THE PROBLEM:
Without altering anything, output the material below.
• • • • • • •
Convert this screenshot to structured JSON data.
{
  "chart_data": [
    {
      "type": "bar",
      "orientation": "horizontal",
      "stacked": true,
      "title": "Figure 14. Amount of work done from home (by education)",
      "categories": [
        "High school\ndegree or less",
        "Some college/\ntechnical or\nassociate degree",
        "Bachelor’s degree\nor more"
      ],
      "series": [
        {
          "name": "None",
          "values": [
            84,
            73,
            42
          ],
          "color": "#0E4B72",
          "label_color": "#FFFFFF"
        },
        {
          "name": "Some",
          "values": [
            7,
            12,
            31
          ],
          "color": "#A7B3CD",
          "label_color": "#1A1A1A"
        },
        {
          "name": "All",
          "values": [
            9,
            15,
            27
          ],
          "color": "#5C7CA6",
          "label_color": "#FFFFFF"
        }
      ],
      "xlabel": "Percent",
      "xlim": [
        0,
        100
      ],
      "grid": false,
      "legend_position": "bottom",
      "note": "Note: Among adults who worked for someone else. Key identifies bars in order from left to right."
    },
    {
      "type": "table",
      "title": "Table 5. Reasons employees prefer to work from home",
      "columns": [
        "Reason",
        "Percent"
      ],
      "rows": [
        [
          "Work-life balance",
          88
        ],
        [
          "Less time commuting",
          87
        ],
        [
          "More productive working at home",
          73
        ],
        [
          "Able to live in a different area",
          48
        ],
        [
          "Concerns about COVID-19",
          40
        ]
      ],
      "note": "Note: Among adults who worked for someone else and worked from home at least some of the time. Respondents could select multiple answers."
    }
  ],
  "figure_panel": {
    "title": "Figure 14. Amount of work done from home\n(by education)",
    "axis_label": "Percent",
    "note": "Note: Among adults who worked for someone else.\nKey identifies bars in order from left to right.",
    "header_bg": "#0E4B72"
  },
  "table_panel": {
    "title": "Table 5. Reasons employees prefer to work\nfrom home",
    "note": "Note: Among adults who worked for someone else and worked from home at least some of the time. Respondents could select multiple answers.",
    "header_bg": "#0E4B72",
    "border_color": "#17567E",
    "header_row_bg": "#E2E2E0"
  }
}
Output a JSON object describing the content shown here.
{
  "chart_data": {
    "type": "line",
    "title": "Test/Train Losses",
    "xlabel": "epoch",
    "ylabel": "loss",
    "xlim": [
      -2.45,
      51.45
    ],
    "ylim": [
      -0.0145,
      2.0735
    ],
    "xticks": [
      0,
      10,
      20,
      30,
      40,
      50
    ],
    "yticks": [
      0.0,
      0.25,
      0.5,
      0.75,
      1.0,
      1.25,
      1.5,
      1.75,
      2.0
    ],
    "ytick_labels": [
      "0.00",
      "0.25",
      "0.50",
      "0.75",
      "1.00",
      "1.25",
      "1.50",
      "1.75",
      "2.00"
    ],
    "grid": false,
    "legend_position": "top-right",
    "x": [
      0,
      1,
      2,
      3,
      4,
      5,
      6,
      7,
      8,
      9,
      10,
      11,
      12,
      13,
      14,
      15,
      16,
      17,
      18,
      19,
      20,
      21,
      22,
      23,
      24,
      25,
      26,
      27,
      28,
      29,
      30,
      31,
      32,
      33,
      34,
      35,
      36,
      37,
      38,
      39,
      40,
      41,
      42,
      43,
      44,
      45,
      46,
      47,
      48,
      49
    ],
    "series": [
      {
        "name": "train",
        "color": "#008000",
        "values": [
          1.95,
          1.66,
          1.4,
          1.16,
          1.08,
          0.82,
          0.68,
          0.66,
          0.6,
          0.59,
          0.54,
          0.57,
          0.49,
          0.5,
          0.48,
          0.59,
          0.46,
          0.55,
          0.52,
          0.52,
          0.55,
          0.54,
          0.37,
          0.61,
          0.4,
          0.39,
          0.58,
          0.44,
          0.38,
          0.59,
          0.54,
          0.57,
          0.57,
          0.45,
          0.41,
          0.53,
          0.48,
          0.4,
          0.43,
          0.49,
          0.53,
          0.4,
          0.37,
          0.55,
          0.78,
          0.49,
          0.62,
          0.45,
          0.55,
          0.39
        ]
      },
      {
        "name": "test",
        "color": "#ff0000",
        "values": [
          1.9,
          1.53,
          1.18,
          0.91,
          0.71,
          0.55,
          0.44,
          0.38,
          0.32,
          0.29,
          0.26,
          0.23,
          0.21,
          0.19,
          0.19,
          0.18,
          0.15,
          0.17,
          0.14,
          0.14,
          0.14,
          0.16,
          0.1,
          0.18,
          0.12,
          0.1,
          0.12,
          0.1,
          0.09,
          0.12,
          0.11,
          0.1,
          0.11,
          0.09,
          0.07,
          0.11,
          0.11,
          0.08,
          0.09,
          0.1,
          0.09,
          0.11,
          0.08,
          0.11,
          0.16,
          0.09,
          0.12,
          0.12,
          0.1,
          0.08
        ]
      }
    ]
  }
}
• • • • • • •
COMPLETED EXERCISE:
Convert this screenshot to structured JSON data.
{
  "chart_data": [
    {
      "type": "bar",
      "orientation": "horizontal",
      "stacked": true,
      "title": "Figure 14. Amount of work done from home (by education)",
      "categories": [
        "High school\ndegree or less",
        "Some college/\ntechnical or\nassociate degree",
        "Bachelor’s degree\nor more"
      ],
      "series": [
        {
          "name": "None",
          "values": [
            84,
            73,
            42
          ],
          "color": "#0E4B72",
          "label_color": "#FFFFFF"
        },
        {
          "name": "Some",
          "values": [
            7,
            12,
            31
          ],
          "color": "#A7B3CD",
          "label_color": "#1A1A1A"
        },
        {
          "name": "All",
          "values": [
            9,
            15,
            27
          ],
          "color": "#5C7CA6",
          "label_color": "#FFFFFF"
        }
      ],
      "xlabel": "Percent",
      "xlim": [
        0,
        100
      ],
      "grid": false,
      "legend_position": "bottom",
      "note": "Note: Among adults who worked for someone else. Key identifies bars in order from left to right."
    },
    {
      "type": "table",
      "title": "Table 5. Reasons employees prefer to work from home",
      "columns": [
        "Reason",
        "Percent"
      ],
      "rows": [
        [
          "Work-life balance",
          88
        ],
        [
          "Less time commuting",
          87
        ],
        [
          "More productive working at home",
          73
        ],
        [
          "Able to live in a different area",
          48
        ],
        [
          "Concerns about COVID-19",
          40
        ]
      ],
      "note": "Note: Among adults who worked for someone else and worked from home at least some of the time. Respondents could select multiple answers."
    }
  ],
  "figure_panel": {
    "title": "Figure 14. Amount of work done from home\n(by education)",
    "axis_label": "Percent",
    "note": "Note: Among adults who worked for someone else.\nKey identifies bars in order from left to right.",
    "header_bg": "#0E4B72"
  },
  "table_panel": {
    "title": "Table 5. Reasons employees prefer to work\nfrom home",
    "note": "Note: Among adults who worked for someone else and worked from home at least some of the time. Respondents could select multiple answers.",
    "header_bg": "#0E4B72",
    "border_color": "#17567E",
    "header_row_bg": "#E2E2E0"
  }
}
Output a JSON object describing the content shown here.
{
  "chart_data": {
    "type": "line",
    "title": "Test/Train Losses",
    "xlabel": "epoch",
    "ylabel": "loss",
    "xlim": [
      -2.45,
      51.45
    ],
    "ylim": [
      -0.0145,
      2.0735
    ],
    "xticks": [
      0,
      10,
      20,
      30,
      40,
      50
    ],
    "yticks": [
      0.0,
      0.25,
      0.5,
      0.75,
      1.0,
      1.25,
      1.5,
      1.75,
      2.0
    ],
    "ytick_labels": [
      "0.00",
      "0.25",
      "0.50",
      "0.75",
      "1.00",
      "1.25",
      "1.50",
      "1.75",
      "2.00"
    ],
    "grid": false,
    "legend_position": "top-right",
    "x": [
      0,
      1,
      2,
      3,
      4,
      5,
      6,
      7,
      8,
      9,
      10,
      11,
      12,
      13,
      14,
      15,
      16,
      17,
      18,
      19,
      20,
      21,
      22,
      23,
      24,
      25,
      26,
      27,
      28,
      29,
      30,
      31,
      32,
      33,
      34,
      35,
      36,
      37,
      38,
      39,
      40,
      41,
      42,
      43,
      44,
      45,
      46,
      47,
      48,
      49
    ],
    "series": [
      {
        "name": "train",
        "color": "#008000",
        "values": [
          1.95,
          1.66,
          1.4,
          1.16,
          1.08,
          0.82,
          0.68,
          0.66,
          0.6,
          0.59,
          0.54,
          0.57,
          0.49,
          0.5,
          0.48,
          0.59,
          0.46,
          0.55,
          0.52,
          0.52,
          0.55,
          0.54,
          0.37,
          0.61,
          0.4,
          0.39,
          0.58,
          0.44,
          0.38,
          0.59,
          0.54,
          0.57,
          0.57,
          0.45,
          0.41,
          0.53,
          0.48,
          0.4,
          0.43,
          0.49,
          0.53,
          0.4,
          0.37,
          0.55,
          0.78,
          0.49,
          0.62,
          0.45,
          0.55,
          0.39
        ]
      },
      {
        "name": "test",
        "color": "#ff0000",
        "values": [
          1.9,
          1.53,
          1.18,
          0.91,
          0.71,
          0.55,
          0.44,
          0.38,
          0.32,
          0.29,
          0.26,
          0.23,
          0.21,
          0.19,
          0.19,
          0.18,
          0.15,
          0.17,
          0.14,
          0.14,
          0.14,
          0.16,
          0.1,
          0.18,
          0.12,
          0.1,
          0.12,
          0.1,
          0.09,
          0.12,
          0.11,
          0.1,
          0.11,
          0.09,
          0.07,
          0.11,
          0.11,
          0.08,
          0.09,
          0.1,
          0.09,
          0.11,
          0.08,
          0.11,
          0.16,
          0.09,
          0.12,
          0.12,
          0.1,
          0.08
        ]
      }
    ]
  }
}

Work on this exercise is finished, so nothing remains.